#### [REQUIREMENT]
Print exactly the lines from the one containing "Give me a plain-text" through the last line of the listing, both included.

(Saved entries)
● ● ● ● ● ● ●

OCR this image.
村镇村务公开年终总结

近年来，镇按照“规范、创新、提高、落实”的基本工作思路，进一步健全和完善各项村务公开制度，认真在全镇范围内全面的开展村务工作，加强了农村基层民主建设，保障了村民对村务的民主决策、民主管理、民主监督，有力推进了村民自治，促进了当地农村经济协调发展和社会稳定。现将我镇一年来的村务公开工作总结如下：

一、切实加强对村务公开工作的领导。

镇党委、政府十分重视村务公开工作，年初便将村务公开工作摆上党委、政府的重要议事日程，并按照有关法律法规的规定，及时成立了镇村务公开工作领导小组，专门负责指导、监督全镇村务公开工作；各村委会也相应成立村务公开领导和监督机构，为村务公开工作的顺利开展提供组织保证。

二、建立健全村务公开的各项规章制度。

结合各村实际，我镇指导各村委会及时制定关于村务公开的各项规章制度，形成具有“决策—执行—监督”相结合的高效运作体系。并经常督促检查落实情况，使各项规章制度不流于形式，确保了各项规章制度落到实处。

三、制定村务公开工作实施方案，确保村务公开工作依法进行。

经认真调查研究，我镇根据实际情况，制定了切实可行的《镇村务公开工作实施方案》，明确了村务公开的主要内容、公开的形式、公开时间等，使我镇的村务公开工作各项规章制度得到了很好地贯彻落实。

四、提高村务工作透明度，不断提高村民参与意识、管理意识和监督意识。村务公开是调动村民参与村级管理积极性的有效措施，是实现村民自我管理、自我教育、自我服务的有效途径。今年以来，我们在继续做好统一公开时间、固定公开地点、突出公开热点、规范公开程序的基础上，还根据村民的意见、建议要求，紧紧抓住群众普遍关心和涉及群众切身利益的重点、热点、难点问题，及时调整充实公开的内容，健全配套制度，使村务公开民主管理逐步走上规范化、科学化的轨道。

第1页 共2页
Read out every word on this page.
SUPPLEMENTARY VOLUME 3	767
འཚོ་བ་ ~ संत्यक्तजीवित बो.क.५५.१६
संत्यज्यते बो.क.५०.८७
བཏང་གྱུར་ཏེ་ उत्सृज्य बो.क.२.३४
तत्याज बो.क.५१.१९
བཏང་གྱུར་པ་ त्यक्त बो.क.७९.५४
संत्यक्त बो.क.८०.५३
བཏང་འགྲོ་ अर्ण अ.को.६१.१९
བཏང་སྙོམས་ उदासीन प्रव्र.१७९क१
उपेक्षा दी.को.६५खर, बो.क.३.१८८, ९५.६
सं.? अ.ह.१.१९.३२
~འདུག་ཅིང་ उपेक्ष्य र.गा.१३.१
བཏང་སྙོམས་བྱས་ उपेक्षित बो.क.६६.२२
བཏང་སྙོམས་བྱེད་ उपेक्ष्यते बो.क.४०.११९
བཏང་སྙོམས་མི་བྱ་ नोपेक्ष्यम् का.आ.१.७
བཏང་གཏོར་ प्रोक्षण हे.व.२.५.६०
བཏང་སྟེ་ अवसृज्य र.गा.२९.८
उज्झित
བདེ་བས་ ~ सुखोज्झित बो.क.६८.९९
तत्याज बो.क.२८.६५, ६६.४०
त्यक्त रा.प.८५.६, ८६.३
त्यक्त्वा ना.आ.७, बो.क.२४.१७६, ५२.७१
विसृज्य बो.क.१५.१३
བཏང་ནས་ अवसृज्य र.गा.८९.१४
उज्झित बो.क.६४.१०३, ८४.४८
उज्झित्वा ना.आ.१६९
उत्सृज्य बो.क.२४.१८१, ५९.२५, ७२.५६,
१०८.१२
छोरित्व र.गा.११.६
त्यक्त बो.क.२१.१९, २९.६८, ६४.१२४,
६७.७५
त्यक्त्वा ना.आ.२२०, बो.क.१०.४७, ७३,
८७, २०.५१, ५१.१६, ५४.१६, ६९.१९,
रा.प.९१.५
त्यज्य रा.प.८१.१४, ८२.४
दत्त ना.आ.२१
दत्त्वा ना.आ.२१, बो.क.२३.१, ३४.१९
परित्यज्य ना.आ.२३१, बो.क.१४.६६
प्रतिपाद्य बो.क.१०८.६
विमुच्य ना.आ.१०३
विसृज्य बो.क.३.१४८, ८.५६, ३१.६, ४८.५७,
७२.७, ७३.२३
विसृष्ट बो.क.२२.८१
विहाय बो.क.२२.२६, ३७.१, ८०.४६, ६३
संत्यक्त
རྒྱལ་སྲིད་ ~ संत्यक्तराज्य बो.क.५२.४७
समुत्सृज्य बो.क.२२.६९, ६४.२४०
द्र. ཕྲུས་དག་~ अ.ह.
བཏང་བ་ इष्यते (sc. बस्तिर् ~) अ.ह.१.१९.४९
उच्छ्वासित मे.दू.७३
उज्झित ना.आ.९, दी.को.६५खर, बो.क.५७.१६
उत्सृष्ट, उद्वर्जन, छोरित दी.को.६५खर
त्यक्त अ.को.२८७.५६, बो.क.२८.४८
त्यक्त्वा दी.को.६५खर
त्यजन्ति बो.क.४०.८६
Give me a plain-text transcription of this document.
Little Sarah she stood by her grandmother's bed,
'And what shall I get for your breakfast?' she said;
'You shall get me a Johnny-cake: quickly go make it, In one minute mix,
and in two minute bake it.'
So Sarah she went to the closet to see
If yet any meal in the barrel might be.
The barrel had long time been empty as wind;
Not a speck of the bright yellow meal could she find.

● ● ● ● ● ● ●

#### [CORRECT ANSWER]
Give me a plain-text transcription of this document.
Little Sarah she stood by her grandmother's bed,
'And what shall I get for your breakfast?' she said;
'You shall get me a Johnny-cake: quickly go make it, In one minute mix,
and in two minute bake it.'
So Sarah she went to the closet to see
If yet any meal in the barrel might be.
The barrel had long time been empty as wind;
Not a speck of the bright yellow meal could she find.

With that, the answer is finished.